TEKST ŹRÓDŁOWY:
★ ★ ★ ★
Jeśli jest prawdą, jak twierdzi Jerzy Szacki, że populizm jak ognia unika słowa "partia", to polska scena polityczna jawi się bardzo interesująco: mamy sojusz, platformę, stronnictwa, unie i ligę, mamy prawo, a nawet sprawiedliwość, partie natomiast ograniczają się tylko do emerytów i rencistów. Ten mniej lub bardziej świadomy zabieg językowy polityków świadczy o dobrym wyczuciu społecznych nastrojów. Politycy uciekają przed słowem "partia" zapewne dlatego, że na ogół wyobrażamy sobie, iż demokracja parlamentarna jakimś cudem może istnieć bez partii. Te ostatnie uważamy bowiem za siedliska egoizmu, pieniactwa i kłótni oraz miejsca walki o stołki.

Jolanta Kwaśniewska, czyli królik z kapelusza
Niechęć do polityki skłania nas do szukania swoich przedstawicieli w świecie pozapolitycznym lub quasi-politycznym. Takie próby (można je określić mianem "królik z kapelusza") czynione są z różnym skutkiem od początku transformacji. Ich efekty, z nielicznymi wyjątkami, są nieudane. Na przykład wylansowany przez program "Big Brother", a poparty przez SLD młodzieniec z Olsztyna Sebastian Florek okazał się najbardziej leniwym i nieskutecznym posłem w Sejmie IV kadencji. Podobnie kiepsko jako politycy sprawdzają się biznesmeni, którym jesteśmy skłonni udzielić poparcia na zasadzie "skoro jest bogaty, to może nie będzie kradł". Przykłady senatora Gawronika, posła Bondy i innych zadają kłam takiemu założeniu.
★ ★ ★ ★
SUROWE DANE:
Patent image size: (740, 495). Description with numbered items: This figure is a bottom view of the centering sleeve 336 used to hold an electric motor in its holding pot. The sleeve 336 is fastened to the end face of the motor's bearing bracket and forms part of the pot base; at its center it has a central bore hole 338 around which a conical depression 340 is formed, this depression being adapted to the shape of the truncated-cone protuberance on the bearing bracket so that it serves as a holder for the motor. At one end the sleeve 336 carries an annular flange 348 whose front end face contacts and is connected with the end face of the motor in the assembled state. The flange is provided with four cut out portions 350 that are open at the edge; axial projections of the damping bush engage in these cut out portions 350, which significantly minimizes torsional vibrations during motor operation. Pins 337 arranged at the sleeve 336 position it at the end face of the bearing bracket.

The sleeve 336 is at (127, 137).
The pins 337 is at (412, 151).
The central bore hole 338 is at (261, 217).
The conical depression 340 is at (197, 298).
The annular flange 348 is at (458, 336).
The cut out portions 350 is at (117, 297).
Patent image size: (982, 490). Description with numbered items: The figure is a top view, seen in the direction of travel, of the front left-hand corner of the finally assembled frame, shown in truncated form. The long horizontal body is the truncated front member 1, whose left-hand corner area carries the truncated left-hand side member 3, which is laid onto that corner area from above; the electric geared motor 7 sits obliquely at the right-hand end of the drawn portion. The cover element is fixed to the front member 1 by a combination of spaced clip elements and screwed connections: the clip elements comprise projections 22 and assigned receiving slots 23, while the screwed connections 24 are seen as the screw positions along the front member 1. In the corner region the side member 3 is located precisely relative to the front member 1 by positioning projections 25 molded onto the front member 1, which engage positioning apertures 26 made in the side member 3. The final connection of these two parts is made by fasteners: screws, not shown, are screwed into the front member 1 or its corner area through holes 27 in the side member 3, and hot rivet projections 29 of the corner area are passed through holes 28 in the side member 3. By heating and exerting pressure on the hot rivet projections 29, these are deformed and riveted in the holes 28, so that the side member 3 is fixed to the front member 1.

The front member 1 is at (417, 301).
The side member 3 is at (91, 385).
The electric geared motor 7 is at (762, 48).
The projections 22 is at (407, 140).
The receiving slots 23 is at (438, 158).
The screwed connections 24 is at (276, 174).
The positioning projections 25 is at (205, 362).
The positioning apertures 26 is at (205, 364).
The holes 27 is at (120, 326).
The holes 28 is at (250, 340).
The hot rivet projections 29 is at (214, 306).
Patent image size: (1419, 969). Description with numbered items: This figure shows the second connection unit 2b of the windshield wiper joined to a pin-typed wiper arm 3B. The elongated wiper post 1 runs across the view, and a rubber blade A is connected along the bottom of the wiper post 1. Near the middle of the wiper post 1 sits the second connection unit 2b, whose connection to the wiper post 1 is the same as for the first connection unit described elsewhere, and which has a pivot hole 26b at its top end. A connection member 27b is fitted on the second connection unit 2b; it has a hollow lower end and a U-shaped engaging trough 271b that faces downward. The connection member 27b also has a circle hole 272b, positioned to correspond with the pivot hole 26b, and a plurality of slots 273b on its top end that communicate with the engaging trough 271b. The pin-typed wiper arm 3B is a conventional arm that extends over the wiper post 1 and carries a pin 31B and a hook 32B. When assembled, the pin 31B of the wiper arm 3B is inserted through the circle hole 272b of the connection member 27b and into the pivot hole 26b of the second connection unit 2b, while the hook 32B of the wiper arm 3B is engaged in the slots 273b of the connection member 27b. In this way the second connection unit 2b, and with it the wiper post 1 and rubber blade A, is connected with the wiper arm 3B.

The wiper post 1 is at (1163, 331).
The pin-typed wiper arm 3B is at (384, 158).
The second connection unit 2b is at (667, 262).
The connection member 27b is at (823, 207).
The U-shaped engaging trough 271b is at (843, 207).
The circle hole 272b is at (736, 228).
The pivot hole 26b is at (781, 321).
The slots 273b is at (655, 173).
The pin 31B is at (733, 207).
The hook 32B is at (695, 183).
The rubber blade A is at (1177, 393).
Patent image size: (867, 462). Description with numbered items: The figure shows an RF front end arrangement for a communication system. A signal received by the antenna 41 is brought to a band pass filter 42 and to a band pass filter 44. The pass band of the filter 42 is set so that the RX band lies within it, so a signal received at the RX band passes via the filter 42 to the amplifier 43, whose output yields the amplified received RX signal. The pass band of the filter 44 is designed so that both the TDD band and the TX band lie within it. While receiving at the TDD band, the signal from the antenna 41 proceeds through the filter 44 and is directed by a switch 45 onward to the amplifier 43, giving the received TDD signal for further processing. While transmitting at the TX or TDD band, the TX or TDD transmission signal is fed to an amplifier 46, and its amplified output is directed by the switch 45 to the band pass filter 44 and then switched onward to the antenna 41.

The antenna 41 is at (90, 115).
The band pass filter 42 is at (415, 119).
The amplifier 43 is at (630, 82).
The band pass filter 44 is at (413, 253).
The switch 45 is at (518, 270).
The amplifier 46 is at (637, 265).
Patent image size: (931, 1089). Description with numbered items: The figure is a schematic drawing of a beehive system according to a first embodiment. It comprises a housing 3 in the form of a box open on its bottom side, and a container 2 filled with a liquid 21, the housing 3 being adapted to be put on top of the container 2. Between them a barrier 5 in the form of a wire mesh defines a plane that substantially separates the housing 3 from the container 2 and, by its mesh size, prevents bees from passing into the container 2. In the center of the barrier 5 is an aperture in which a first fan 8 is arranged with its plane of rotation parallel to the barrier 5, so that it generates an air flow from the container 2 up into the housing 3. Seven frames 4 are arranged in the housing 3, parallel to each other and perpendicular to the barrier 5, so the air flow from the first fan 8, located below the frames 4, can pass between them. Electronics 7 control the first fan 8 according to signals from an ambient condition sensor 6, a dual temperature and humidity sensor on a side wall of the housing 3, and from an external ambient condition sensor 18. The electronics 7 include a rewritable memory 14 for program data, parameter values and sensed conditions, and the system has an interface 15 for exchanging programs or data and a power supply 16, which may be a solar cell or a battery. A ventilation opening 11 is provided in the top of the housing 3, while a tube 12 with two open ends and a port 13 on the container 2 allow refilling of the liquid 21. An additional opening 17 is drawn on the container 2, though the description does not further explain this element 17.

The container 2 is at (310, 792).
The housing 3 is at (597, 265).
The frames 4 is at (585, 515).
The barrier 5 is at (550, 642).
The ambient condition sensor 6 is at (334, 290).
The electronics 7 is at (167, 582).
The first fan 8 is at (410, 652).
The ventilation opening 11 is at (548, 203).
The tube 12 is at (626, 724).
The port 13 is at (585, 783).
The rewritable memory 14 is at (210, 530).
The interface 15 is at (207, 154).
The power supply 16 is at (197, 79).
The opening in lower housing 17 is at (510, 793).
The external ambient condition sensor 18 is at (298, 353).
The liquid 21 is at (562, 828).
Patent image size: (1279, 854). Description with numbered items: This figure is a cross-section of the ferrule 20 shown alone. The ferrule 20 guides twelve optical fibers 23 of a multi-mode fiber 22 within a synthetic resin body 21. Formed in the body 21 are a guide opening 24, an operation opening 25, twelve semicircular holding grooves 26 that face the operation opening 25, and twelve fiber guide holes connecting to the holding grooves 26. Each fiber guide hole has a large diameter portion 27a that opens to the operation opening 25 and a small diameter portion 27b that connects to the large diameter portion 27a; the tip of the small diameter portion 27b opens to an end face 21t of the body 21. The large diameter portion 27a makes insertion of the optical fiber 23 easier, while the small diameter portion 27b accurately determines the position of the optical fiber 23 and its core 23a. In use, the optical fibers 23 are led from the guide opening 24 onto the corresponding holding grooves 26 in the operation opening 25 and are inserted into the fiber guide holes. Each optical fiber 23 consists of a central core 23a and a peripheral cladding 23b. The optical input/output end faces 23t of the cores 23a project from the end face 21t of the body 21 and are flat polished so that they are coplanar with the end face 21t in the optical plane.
★ ★ ★ ★
TREŚĆ POLECENIA A: Kto według tekstu źródłowego okazał się najbardziej leniwym i nieskutecznym posłem w Sejmie IV kadencji?
TREŚĆ POLECENIA B: Wypisz dosłownie z tekstu źródłowego fragment, który zaczyna się od słów „Jeśli jest prawdą, jak”, a kończy na słowach „oraz miejsca walki o stołki.”.
Rekordy nie są potrzebne do pracy z tekstem.

PRZYKŁADOWE ROZWIĄZANIE A: Sebastian Florek, młodzieniec z Olsztyna wylansowany przez program „Big Brother” i poparty przez SLD.

PRZYKŁADOWE ROZWIĄZANIE B:
Jeśli jest prawdą, jak twierdzi Jerzy Szacki, że populizm jak ognia unika słowa "partia", to polska scena polityczna jawi się bardzo interesująco: mamy sojusz, platformę, stronnictwa, unie i ligę, mamy prawo, a nawet sprawiedliwość, partie natomiast ograniczają się tylko do emerytów i rencistów. Ten mniej lub bardziej świadomy zabieg językowy polityków świadczy o dobrym wyczuciu społecznych nastrojów. Politycy uciekają przed słowem "partia" zapewne dlatego, że na ogół wyobrażamy sobie, iż demokracja parlamentarna jakimś cudem może istnieć bez partii. Te ostatnie uważamy bowiem za siedliska egoizmu, pieniactwa i kłótni oraz miejsca walki o stołki.